DESCRIPTION OF THE TASK:
Repeat the data that follows, word for word, without the images.
=== ENTRIES PROVIDED ===
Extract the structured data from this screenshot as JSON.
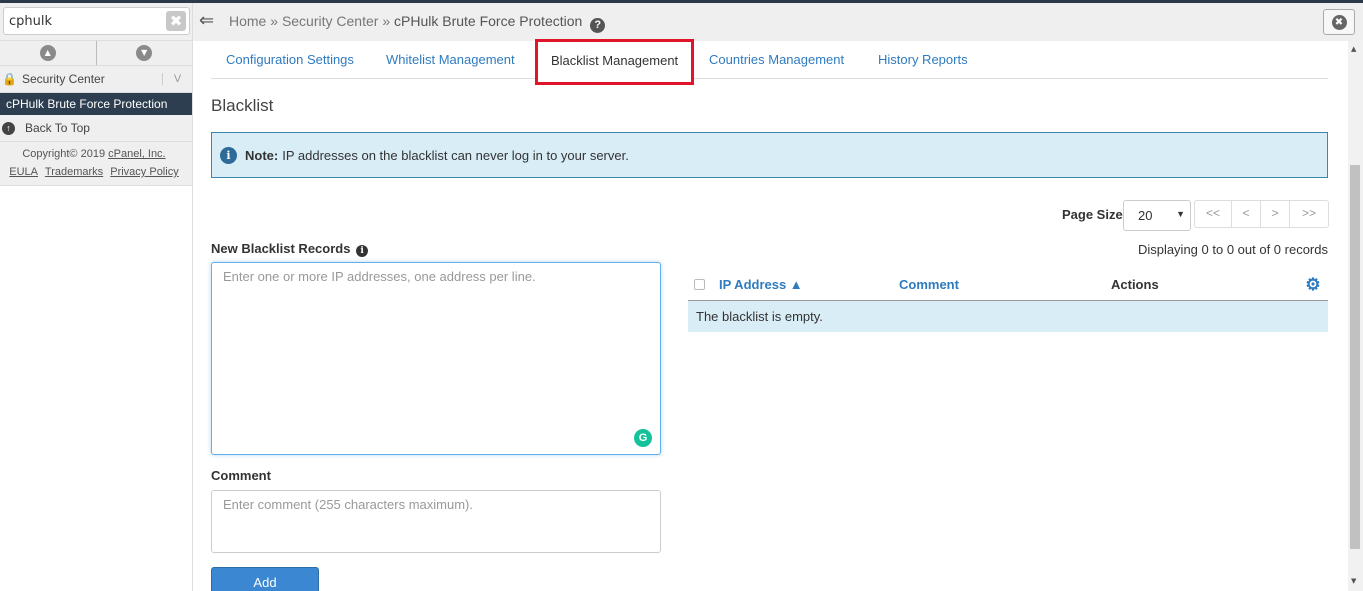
{
  "sidebar": {
    "search_value": "cphulk",
    "clear_symbol": "✖",
    "collapse_up": "▲",
    "collapse_down": "▼",
    "section_label": "Security Center",
    "section_chevron": "V",
    "active_item": "cPHulk Brute Force Protection",
    "back_to_top": "Back To Top",
    "footer": {
      "copyright_prefix": "Copyright© 2019",
      "company": "cPanel, Inc.",
      "links": [
        "EULA",
        "Trademarks",
        "Privacy Policy"
      ]
    }
  },
  "breadcrumb": {
    "home": "Home",
    "separator": "»",
    "section": "Security Center",
    "current": "cPHulk Brute Force Protection",
    "help": "?"
  },
  "header": {
    "close_symbol": "✖"
  },
  "tabs": [
    {
      "label": "Configuration Settings"
    },
    {
      "label": "Whitelist Management"
    },
    {
      "label": "Blacklist Management",
      "active": true
    },
    {
      "label": "Countries Management"
    },
    {
      "label": "History Reports"
    }
  ],
  "page": {
    "heading": "Blacklist",
    "note_title": "Note:",
    "note_text": "IP addresses on the blacklist can never log in to your server."
  },
  "pagination": {
    "page_size_label": "Page Size",
    "page_size_value": "20",
    "first": "<<",
    "prev": "<",
    "next": ">",
    "last": ">>"
  },
  "form": {
    "records_label": "New Blacklist Records",
    "records_placeholder": "Enter one or more IP addresses, one address per line.",
    "comment_label": "Comment",
    "comment_placeholder": "Enter comment (255 characters maximum).",
    "add_label": "Add"
  },
  "table": {
    "display_count": "Displaying 0 to 0 out of 0 records",
    "columns": [
      "IP Address ▲",
      "Comment",
      "Actions"
    ],
    "empty_text": "The blacklist is empty."
  },
  "colors": {
    "accent": "#2f7bbf",
    "active_tab_highlight": "#e0142a",
    "note_background": "#d9edf7",
    "sidebar_active": "#2d3e50",
    "button": "#3c87d2"
  }
}
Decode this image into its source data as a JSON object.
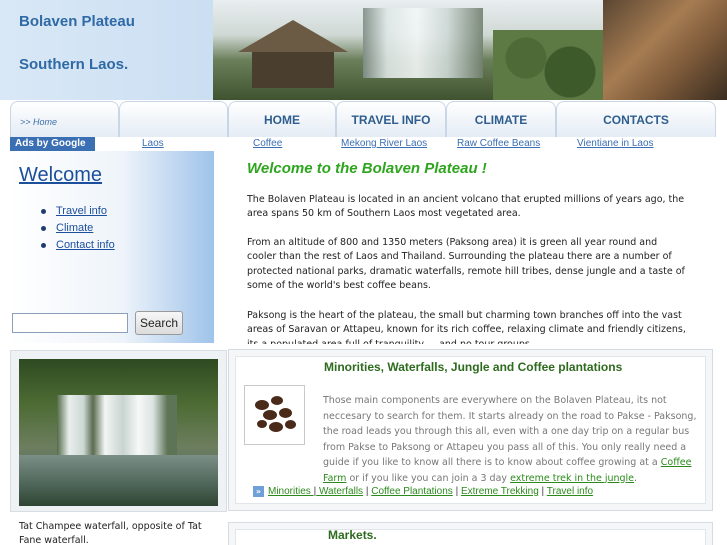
{
  "header": {
    "title": "Bolaven Plateau",
    "subtitle": "Southern Laos."
  },
  "nav": {
    "breadcrumb": ">> Home",
    "tabs": [
      {
        "label": ""
      },
      {
        "label": "HOME"
      },
      {
        "label": "TRAVEL INFO"
      },
      {
        "label": "CLIMATE"
      },
      {
        "label": "CONTACTS"
      }
    ]
  },
  "ads": {
    "label": "Ads by Google",
    "links": [
      "Laos",
      "Coffee",
      "Mekong River Laos",
      "Raw Coffee Beans",
      "Vientiane in Laos"
    ]
  },
  "sidebar": {
    "heading": "Welcome",
    "items": [
      "Travel info",
      "Climate",
      "Contact info"
    ],
    "search": {
      "value": "",
      "button": "Search"
    }
  },
  "main": {
    "title": "Welcome to the Bolaven Plateau !",
    "paragraphs": [
      "The Bolaven Plateau is located in an ancient volcano that erupted millions of years ago, the area spans 50 km of Southern Laos most vegetated area.",
      "From an altitude of 800 and 1350 meters (Paksong area) it is green all year round and cooler than the rest of Laos and Thailand. Surrounding the plateau there are a number of protected national parks, dramatic waterfalls, remote hill tribes, dense jungle and a taste of some of the world's best coffee beans.",
      "Paksong is the heart of the plateau, the small but charming town branches off into the vast areas of Saravan or Attapeu, known for its rich coffee, relaxing climate and friendly citizens, its a populated area full of tranquility ... and no tour groups."
    ]
  },
  "photo": {
    "caption": "Tat Champee waterfall, opposite of Tat Fane waterfall."
  },
  "box1": {
    "title": "Minorities, Waterfalls, Jungle and Coffee plantations",
    "text_before": "Those main components are everywhere on the Bolaven Plateau, its not neccesary to search for them. It starts already on the road to Pakse - Paksong, the road leads you through this all, even with a one day trip on a regular bus from Pakse to Paksong or Attapeu you pass all of this. You only really need a guide if you like to know all there is to know about coffee growing at a ",
    "link1": "Coffee Farm",
    "text_middle": " or if you like you can join a 3 day ",
    "link2": "extreme trek in the jungle",
    "text_after": ".",
    "related": [
      "Minorities ",
      " Waterfalls",
      "Coffee Plantations",
      "Extreme Trekking",
      "Travel info"
    ],
    "separator": "|"
  },
  "box2": {
    "title": "Markets."
  },
  "colors": {
    "accent_blue": "#2f6aa6",
    "title_green": "#2ea51f",
    "link_green": "#2c8a1d"
  }
}
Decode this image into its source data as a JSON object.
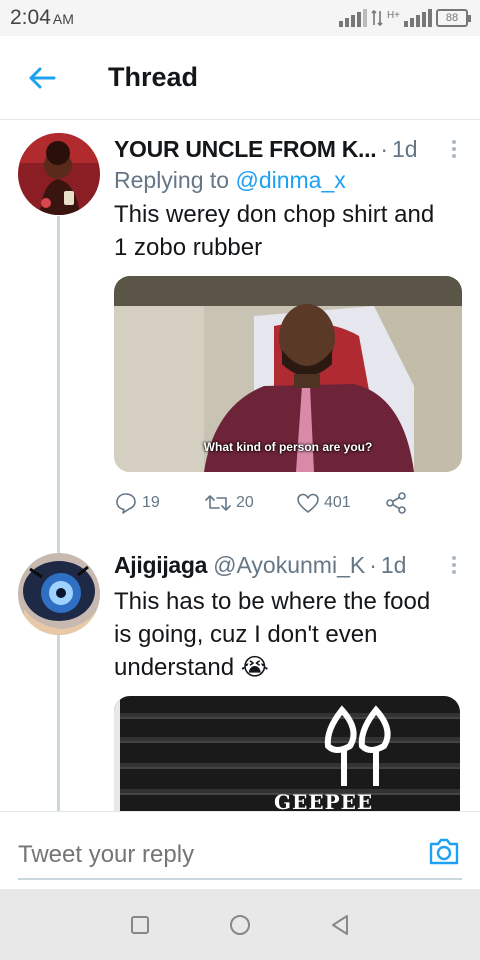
===
FINISHED TASK:
Extract the structured data from this screenshot as JSON.
{
  "sidebar": {
    "search_value": "cphulk",
    "clear_symbol": "✖",
    "collapse_up": "▲",
    "collapse_down": "▼",
    "section_label": "Security Center",
    "section_chevron": "V",
    "active_item": "cPHulk Brute Force Protection",
    "back_to_top": "Back To Top",
    "footer": {
      "copyright_prefix": "Copyright© 2019",
      "company": "cPanel, Inc.",
      "links": [
        "EULA",
        "Trademarks",
        "Privacy Policy"
      ]
    }
  },
  "breadcrumb": {
    "home": "Home",
    "separator": "»",
    "section": "Security Center",
    "current": "cPHulk Brute Force Protection",
    "help": "?"
  },
  "header": {
    "close_symbol": "✖"
  },
  "tabs": [
    {
      "label": "Configuration Settings"
    },
    {
      "label": "Whitelist Management"
    },
    {
      "label": "Blacklist Management",
      "active": true
    },
    {
      "label": "Countries Management"
    },
    {
      "label": "History Reports"
    }
  ],
  "page": {
    "heading": "Blacklist",
    "note_title": "Note:",
    "note_text": "IP addresses on the blacklist can never log in to your server."
  },
  "pagination": {
    "page_size_label": "Page Size",
    "page_size_value": "20",
    "first": "<<",
    "prev": "<",
    "next": ">",
    "last": ">>"
  },
  "form": {
    "records_label": "New Blacklist Records",
    "records_placeholder": "Enter one or more IP addresses, one address per line.",
    "comment_label": "Comment",
    "comment_placeholder": "Enter comment (255 characters maximum).",
    "add_label": "Add"
  },
  "table": {
    "display_count": "Displaying 0 to 0 out of 0 records",
    "columns": [
      "IP Address ▲",
      "Comment",
      "Actions"
    ],
    "empty_text": "The blacklist is empty."
  },
  "colors": {
    "accent": "#2f7bbf",
    "active_tab_highlight": "#e0142a",
    "note_background": "#d9edf7",
    "sidebar_active": "#2d3e50",
    "button": "#3c87d2"
  }
}
Decode this image into its source data as a JSON object.
{
  "header": {
    "title": "Bolaven Plateau",
    "subtitle": "Southern Laos."
  },
  "nav": {
    "breadcrumb": ">> Home",
    "tabs": [
      {
        "label": ""
      },
      {
        "label": "HOME"
      },
      {
        "label": "TRAVEL INFO"
      },
      {
        "label": "CLIMATE"
      },
      {
        "label": "CONTACTS"
      }
    ]
  },
  "ads": {
    "label": "Ads by Google",
    "links": [
      "Laos",
      "Coffee",
      "Mekong River Laos",
      "Raw Coffee Beans",
      "Vientiane in Laos"
    ]
  },
  "sidebar": {
    "heading": "Welcome",
    "items": [
      "Travel info",
      "Climate",
      "Contact info"
    ],
    "search": {
      "value": "",
      "button": "Search"
    }
  },
  "main": {
    "title": "Welcome to the Bolaven Plateau !",
    "paragraphs": [
      "The Bolaven Plateau is located in an ancient volcano that erupted millions of years ago, the area spans 50 km of Southern Laos most vegetated area.",
      "From an altitude of 800 and 1350 meters (Paksong area) it is green all year round and cooler than the rest of Laos and Thailand. Surrounding the plateau there are a number of protected national parks, dramatic waterfalls, remote hill tribes, dense jungle and a taste of some of the world's best coffee beans.",
      "Paksong is the heart of the plateau, the small but charming town branches off into the vast areas of Saravan or Attapeu, known for its rich coffee, relaxing climate and friendly citizens, its a populated area full of tranquility ... and no tour groups."
    ]
  },
  "photo": {
    "caption": "Tat Champee waterfall, opposite of Tat Fane waterfall."
  },
  "box1": {
    "title": "Minorities, Waterfalls, Jungle and Coffee plantations",
    "text_before": "Those main components are everywhere on the Bolaven Plateau, its not neccesary to search for them. It starts already on the road to Pakse - Paksong, the road leads you through this all, even with a one day trip on a regular bus from Pakse to Paksong or Attapeu you pass all of this. You only really need a guide if you like to know all there is to know about coffee growing at a ",
    "link1": "Coffee Farm",
    "text_middle": " or if you like you can join a 3 day ",
    "link2": "extreme trek in the jungle",
    "text_after": ".",
    "related": [
      "Minorities ",
      " Waterfalls",
      "Coffee Plantations",
      "Extreme Trekking",
      "Travel info"
    ],
    "separator": "|"
  },
  "box2": {
    "title": "Markets."
  },
  "colors": {
    "accent_blue": "#2f6aa6",
    "title_green": "#2ea51f",
    "link_green": "#2c8a1d"
  }
}
Decode this image into its source data as a JSON object.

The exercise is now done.